Records from a dataset →
-- START --
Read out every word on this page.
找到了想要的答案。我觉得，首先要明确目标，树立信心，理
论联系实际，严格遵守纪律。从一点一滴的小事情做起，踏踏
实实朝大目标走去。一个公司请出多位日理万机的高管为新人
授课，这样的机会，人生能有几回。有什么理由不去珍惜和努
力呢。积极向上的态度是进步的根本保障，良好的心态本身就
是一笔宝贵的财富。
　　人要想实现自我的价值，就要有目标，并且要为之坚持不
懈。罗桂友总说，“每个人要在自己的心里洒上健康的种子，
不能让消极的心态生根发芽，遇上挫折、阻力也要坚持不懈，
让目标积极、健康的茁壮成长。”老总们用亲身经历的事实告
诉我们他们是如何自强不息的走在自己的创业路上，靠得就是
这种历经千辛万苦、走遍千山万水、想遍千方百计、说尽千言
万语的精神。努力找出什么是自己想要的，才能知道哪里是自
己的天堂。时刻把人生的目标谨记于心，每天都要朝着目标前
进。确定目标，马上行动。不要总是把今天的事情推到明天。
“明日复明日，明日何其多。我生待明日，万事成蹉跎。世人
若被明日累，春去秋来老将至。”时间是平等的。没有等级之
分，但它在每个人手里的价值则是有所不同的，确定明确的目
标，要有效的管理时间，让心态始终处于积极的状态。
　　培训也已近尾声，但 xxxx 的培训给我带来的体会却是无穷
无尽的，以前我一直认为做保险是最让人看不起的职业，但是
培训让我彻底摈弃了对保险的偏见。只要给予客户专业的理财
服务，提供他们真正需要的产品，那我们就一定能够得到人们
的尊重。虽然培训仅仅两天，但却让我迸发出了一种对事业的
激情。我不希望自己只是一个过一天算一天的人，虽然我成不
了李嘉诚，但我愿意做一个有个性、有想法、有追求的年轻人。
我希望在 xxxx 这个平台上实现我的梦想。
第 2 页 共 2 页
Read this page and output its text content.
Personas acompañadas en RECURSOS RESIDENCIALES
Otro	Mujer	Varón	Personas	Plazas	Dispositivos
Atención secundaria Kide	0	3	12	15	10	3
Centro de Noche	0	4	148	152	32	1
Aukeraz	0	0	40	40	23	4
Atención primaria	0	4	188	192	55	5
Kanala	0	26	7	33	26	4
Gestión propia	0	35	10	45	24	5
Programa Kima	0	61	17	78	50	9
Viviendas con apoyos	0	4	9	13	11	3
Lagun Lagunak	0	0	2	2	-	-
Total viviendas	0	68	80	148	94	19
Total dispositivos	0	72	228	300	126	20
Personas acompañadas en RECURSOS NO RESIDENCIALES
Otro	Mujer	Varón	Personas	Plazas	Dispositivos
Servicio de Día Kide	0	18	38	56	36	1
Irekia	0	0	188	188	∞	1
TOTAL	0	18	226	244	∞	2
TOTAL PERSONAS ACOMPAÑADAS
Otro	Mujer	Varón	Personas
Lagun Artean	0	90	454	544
-- END --
What the exercise asks →
Every entry should be printed again exactly as it stands.

Completed exercise →
Read out every word on this page.
找到了想要的答案。我觉得，首先要明确目标，树立信心，理
论联系实际，严格遵守纪律。从一点一滴的小事情做起，踏踏
实实朝大目标走去。一个公司请出多位日理万机的高管为新人
授课，这样的机会，人生能有几回。有什么理由不去珍惜和努
力呢。积极向上的态度是进步的根本保障，良好的心态本身就
是一笔宝贵的财富。
　　人要想实现自我的价值，就要有目标，并且要为之坚持不
懈。罗桂友总说，“每个人要在自己的心里洒上健康的种子，
不能让消极的心态生根发芽，遇上挫折、阻力也要坚持不懈，
让目标积极、健康的茁壮成长。”老总们用亲身经历的事实告
诉我们他们是如何自强不息的走在自己的创业路上，靠得就是
这种历经千辛万苦、走遍千山万水、想遍千方百计、说尽千言
万语的精神。努力找出什么是自己想要的，才能知道哪里是自
己的天堂。时刻把人生的目标谨记于心，每天都要朝着目标前
进。确定目标，马上行动。不要总是把今天的事情推到明天。
“明日复明日，明日何其多。我生待明日，万事成蹉跎。世人
若被明日累，春去秋来老将至。”时间是平等的。没有等级之
分，但它在每个人手里的价值则是有所不同的，确定明确的目
标，要有效的管理时间，让心态始终处于积极的状态。
　　培训也已近尾声，但 xxxx 的培训给我带来的体会却是无穷
无尽的，以前我一直认为做保险是最让人看不起的职业，但是
培训让我彻底摈弃了对保险的偏见。只要给予客户专业的理财
服务，提供他们真正需要的产品，那我们就一定能够得到人们
的尊重。虽然培训仅仅两天，但却让我迸发出了一种对事业的
激情。我不希望自己只是一个过一天算一天的人，虽然我成不
了李嘉诚，但我愿意做一个有个性、有想法、有追求的年轻人。
我希望在 xxxx 这个平台上实现我的梦想。
第 2 页 共 2 页
Read this page and output its text content.
Personas acompañadas en RECURSOS RESIDENCIALES
Otro	Mujer	Varón	Personas	Plazas	Dispositivos
Atención secundaria Kide	0	3	12	15	10	3
Centro de Noche	0	4	148	152	32	1
Aukeraz	0	0	40	40	23	4
Atención primaria	0	4	188	192	55	5
Kanala	0	26	7	33	26	4
Gestión propia	0	35	10	45	24	5
Programa Kima	0	61	17	78	50	9
Viviendas con apoyos	0	4	9	13	11	3
Lagun Lagunak	0	0	2	2	-	-
Total viviendas	0	68	80	148	94	19
Total dispositivos	0	72	228	300	126	20
Personas acompañadas en RECURSOS NO RESIDENCIALES
Otro	Mujer	Varón	Personas	Plazas	Dispositivos
Servicio de Día Kide	0	18	38	56	36	1
Irekia	0	0	188	188	∞	1
TOTAL	0	18	226	244	∞	2
TOTAL PERSONAS ACOMPAÑADAS
Otro	Mujer	Varón	Personas
Lagun Artean	0	90	454	544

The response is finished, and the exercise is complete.